INPUT DATA:
──────────

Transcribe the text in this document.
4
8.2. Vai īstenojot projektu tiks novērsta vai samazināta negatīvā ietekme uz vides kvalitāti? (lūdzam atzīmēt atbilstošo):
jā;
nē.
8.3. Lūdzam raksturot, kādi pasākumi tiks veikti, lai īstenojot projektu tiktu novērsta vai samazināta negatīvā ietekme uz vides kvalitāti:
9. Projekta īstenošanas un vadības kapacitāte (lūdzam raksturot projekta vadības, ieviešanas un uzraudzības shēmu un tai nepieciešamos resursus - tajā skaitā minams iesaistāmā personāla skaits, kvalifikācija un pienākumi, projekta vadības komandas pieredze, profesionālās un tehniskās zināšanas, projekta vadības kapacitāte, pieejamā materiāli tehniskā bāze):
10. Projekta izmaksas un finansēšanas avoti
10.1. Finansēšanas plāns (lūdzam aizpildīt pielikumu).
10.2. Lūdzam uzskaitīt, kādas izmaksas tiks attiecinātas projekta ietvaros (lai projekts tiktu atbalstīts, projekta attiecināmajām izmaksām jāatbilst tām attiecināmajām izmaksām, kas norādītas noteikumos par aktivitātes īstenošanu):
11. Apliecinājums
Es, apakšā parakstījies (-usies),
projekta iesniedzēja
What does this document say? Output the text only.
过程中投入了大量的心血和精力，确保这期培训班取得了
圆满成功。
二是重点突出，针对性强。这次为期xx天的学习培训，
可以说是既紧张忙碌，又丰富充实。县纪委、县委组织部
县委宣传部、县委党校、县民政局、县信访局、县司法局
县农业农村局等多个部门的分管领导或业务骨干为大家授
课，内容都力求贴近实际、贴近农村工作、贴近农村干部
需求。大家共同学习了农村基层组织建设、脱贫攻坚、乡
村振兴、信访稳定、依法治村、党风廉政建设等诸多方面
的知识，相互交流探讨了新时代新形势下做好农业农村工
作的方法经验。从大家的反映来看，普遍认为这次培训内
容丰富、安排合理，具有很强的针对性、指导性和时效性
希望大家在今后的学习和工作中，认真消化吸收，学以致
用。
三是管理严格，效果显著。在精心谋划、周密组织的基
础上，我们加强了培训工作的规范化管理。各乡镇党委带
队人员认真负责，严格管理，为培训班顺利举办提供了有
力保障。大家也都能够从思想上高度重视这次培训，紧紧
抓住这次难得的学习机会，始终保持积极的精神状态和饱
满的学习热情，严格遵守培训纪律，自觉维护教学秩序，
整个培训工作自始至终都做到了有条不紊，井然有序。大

──────────

TASK TO COMPLETE: Give the material above again, word for word.

COMPLETED TASK:
Transcribe the text in this document.
4
8.2. Vai īstenojot projektu tiks novērsta vai samazināta negatīvā ietekme uz vides kvalitāti? (lūdzam atzīmēt atbilstošo):
jā;
nē.
8.3. Lūdzam raksturot, kādi pasākumi tiks veikti, lai īstenojot projektu tiktu novērsta vai samazināta negatīvā ietekme uz vides kvalitāti:
9. Projekta īstenošanas un vadības kapacitāte (lūdzam raksturot projekta vadības, ieviešanas un uzraudzības shēmu un tai nepieciešamos resursus - tajā skaitā minams iesaistāmā personāla skaits, kvalifikācija un pienākumi, projekta vadības komandas pieredze, profesionālās un tehniskās zināšanas, projekta vadības kapacitāte, pieejamā materiāli tehniskā bāze):
10. Projekta izmaksas un finansēšanas avoti
10.1. Finansēšanas plāns (lūdzam aizpildīt pielikumu).
10.2. Lūdzam uzskaitīt, kādas izmaksas tiks attiecinātas projekta ietvaros (lai projekts tiktu atbalstīts, projekta attiecināmajām izmaksām jāatbilst tām attiecināmajām izmaksām, kas norādītas noteikumos par aktivitātes īstenošanu):
11. Apliecinājums
Es, apakšā parakstījies (-usies),
projekta iesniedzēja
What does this document say? Output the text only.
过程中投入了大量的心血和精力，确保这期培训班取得了
圆满成功。
二是重点突出，针对性强。这次为期xx天的学习培训，
可以说是既紧张忙碌，又丰富充实。县纪委、县委组织部
县委宣传部、县委党校、县民政局、县信访局、县司法局
县农业农村局等多个部门的分管领导或业务骨干为大家授
课，内容都力求贴近实际、贴近农村工作、贴近农村干部
需求。大家共同学习了农村基层组织建设、脱贫攻坚、乡
村振兴、信访稳定、依法治村、党风廉政建设等诸多方面
的知识，相互交流探讨了新时代新形势下做好农业农村工
作的方法经验。从大家的反映来看，普遍认为这次培训内
容丰富、安排合理，具有很强的针对性、指导性和时效性
希望大家在今后的学习和工作中，认真消化吸收，学以致
用。
三是管理严格，效果显著。在精心谋划、周密组织的基
础上，我们加强了培训工作的规范化管理。各乡镇党委带
队人员认真负责，严格管理，为培训班顺利举办提供了有
力保障。大家也都能够从思想上高度重视这次培训，紧紧
抓住这次难得的学习机会，始终保持积极的精神状态和饱
满的学习热情，严格遵守培训纪律，自觉维护教学秩序，
整个培训工作自始至终都做到了有条不紊，井然有序。大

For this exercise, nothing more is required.